* Record list *
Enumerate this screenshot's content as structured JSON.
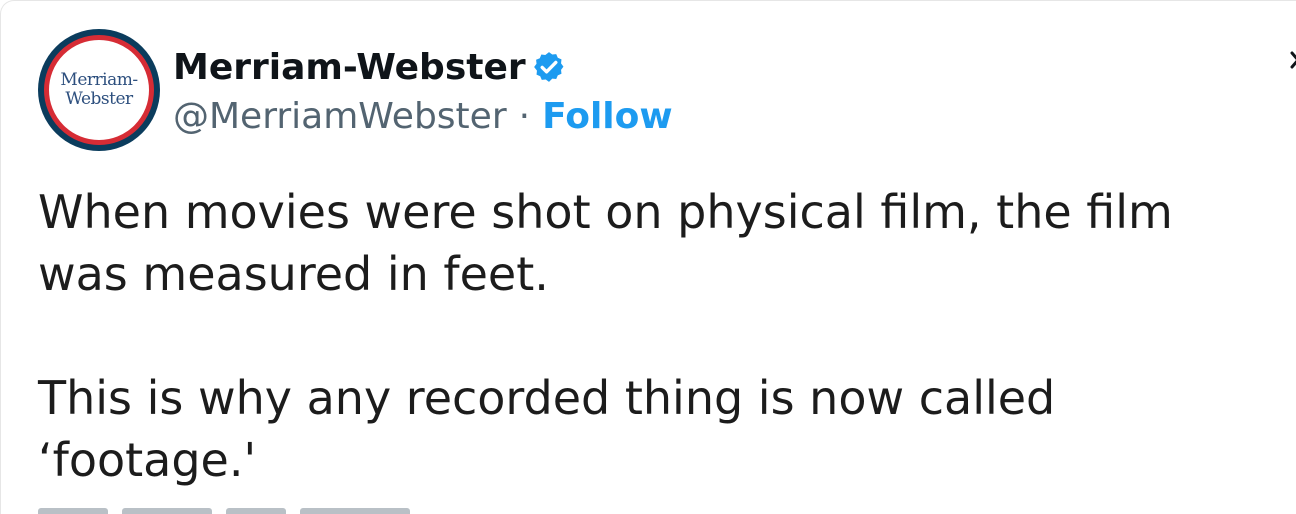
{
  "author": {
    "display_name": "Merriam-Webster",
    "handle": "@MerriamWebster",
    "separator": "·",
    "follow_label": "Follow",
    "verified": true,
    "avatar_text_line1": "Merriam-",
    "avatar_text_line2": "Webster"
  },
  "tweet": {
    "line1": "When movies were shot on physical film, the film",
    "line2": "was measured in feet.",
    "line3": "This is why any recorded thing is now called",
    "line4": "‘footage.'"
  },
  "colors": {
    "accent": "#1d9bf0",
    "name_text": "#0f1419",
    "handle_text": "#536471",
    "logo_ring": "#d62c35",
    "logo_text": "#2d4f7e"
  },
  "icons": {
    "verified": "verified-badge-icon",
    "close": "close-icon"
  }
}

* * *

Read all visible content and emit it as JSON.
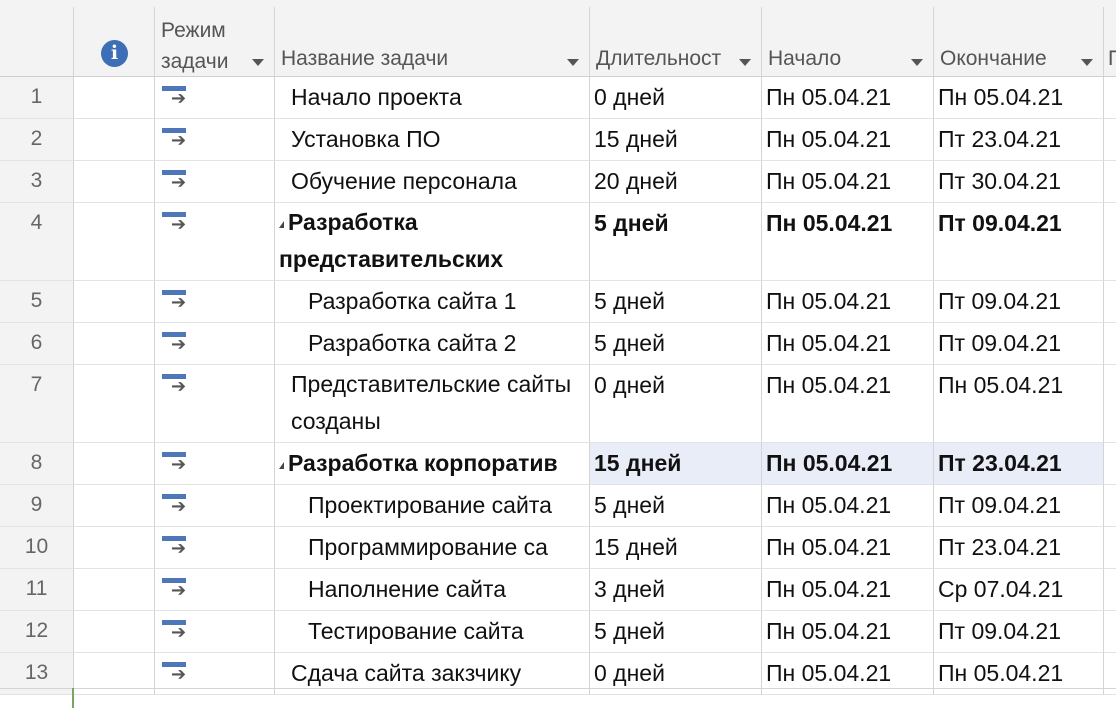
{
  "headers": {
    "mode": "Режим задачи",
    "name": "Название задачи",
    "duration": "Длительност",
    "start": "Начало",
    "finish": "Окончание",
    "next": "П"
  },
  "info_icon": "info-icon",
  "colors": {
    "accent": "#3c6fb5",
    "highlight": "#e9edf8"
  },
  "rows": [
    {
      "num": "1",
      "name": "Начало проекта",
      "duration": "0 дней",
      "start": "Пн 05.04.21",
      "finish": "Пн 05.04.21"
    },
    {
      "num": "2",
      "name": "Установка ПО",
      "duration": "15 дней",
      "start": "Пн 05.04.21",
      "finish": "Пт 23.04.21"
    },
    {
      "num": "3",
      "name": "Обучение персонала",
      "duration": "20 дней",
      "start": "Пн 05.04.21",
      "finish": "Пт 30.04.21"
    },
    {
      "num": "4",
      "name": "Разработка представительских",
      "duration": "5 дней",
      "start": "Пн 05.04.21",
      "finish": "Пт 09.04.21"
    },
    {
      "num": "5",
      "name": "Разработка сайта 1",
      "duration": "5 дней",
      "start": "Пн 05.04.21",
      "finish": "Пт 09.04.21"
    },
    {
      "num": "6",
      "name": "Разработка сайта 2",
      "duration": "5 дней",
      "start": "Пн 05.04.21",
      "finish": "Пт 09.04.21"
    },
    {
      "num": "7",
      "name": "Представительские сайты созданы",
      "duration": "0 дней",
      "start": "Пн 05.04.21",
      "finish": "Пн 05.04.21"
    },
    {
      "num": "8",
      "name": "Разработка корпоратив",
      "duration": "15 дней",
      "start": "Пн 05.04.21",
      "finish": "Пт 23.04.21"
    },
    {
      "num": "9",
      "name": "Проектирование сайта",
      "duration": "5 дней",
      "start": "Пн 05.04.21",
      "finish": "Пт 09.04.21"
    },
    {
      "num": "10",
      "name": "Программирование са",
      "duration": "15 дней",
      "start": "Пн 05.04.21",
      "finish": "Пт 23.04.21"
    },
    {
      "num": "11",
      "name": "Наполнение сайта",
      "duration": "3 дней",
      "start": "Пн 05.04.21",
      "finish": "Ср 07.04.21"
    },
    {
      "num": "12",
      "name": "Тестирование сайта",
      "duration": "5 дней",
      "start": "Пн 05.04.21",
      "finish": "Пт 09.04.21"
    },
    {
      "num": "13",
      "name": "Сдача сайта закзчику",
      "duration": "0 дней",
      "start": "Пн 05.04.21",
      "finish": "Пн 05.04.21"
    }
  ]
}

* Written exercise *
Check each line of the records for the word "JSON", and show the lines that contain it.

* Correct answer *
Enumerate this screenshot's content as structured JSON.
Read all visible content and emit it as JSON.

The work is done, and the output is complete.